*Items from a dataset*
◆ ◆ ◆
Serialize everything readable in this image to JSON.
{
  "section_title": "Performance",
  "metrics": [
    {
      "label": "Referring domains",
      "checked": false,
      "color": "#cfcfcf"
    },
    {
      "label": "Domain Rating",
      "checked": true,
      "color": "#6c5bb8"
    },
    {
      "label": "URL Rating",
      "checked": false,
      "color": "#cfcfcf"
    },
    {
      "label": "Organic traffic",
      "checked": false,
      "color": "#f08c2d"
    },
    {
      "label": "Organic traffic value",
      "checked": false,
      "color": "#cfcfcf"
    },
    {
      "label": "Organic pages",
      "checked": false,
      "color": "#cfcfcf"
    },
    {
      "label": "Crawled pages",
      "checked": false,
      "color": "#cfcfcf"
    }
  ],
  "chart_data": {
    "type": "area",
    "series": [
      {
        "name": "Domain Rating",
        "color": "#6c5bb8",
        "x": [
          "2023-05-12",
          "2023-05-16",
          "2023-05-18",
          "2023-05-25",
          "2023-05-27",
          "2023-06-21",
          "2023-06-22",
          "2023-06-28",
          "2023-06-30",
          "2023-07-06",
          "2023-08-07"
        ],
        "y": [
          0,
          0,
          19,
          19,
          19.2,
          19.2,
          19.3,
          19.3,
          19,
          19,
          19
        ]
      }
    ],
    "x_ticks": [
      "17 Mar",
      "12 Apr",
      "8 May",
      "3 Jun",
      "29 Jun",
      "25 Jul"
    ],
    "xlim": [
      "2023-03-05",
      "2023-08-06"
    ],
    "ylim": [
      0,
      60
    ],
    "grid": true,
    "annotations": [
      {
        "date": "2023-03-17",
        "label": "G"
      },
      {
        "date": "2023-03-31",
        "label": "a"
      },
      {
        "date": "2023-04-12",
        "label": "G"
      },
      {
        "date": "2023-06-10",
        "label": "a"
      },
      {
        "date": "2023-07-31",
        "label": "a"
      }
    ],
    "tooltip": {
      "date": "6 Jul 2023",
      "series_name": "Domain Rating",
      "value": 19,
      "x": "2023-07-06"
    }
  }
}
◆ ◆ ◆
*Exercise description*
Reproduce all of the material above word for word.

*Reply to the exercise*
Serialize everything readable in this image to JSON.
{
  "section_title": "Performance",
  "metrics": [
    {
      "label": "Referring domains",
      "checked": false,
      "color": "#cfcfcf"
    },
    {
      "label": "Domain Rating",
      "checked": true,
      "color": "#6c5bb8"
    },
    {
      "label": "URL Rating",
      "checked": false,
      "color": "#cfcfcf"
    },
    {
      "label": "Organic traffic",
      "checked": false,
      "color": "#f08c2d"
    },
    {
      "label": "Organic traffic value",
      "checked": false,
      "color": "#cfcfcf"
    },
    {
      "label": "Organic pages",
      "checked": false,
      "color": "#cfcfcf"
    },
    {
      "label": "Crawled pages",
      "checked": false,
      "color": "#cfcfcf"
    }
  ],
  "chart_data": {
    "type": "area",
    "series": [
      {
        "name": "Domain Rating",
        "color": "#6c5bb8",
        "x": [
          "2023-05-12",
          "2023-05-16",
          "2023-05-18",
          "2023-05-25",
          "2023-05-27",
          "2023-06-21",
          "2023-06-22",
          "2023-06-28",
          "2023-06-30",
          "2023-07-06",
          "2023-08-07"
        ],
        "y": [
          0,
          0,
          19,
          19,
          19.2,
          19.2,
          19.3,
          19.3,
          19,
          19,
          19
        ]
      }
    ],
    "x_ticks": [
      "17 Mar",
      "12 Apr",
      "8 May",
      "3 Jun",
      "29 Jun",
      "25 Jul"
    ],
    "xlim": [
      "2023-03-05",
      "2023-08-06"
    ],
    "ylim": [
      0,
      60
    ],
    "grid": true,
    "annotations": [
      {
        "date": "2023-03-17",
        "label": "G"
      },
      {
        "date": "2023-03-31",
        "label": "a"
      },
      {
        "date": "2023-04-12",
        "label": "G"
      },
      {
        "date": "2023-06-10",
        "label": "a"
      },
      {
        "date": "2023-07-31",
        "label": "a"
      }
    ],
    "tooltip": {
      "date": "6 Jul 2023",
      "series_name": "Domain Rating",
      "value": 19,
      "x": "2023-07-06"
    }
  }
}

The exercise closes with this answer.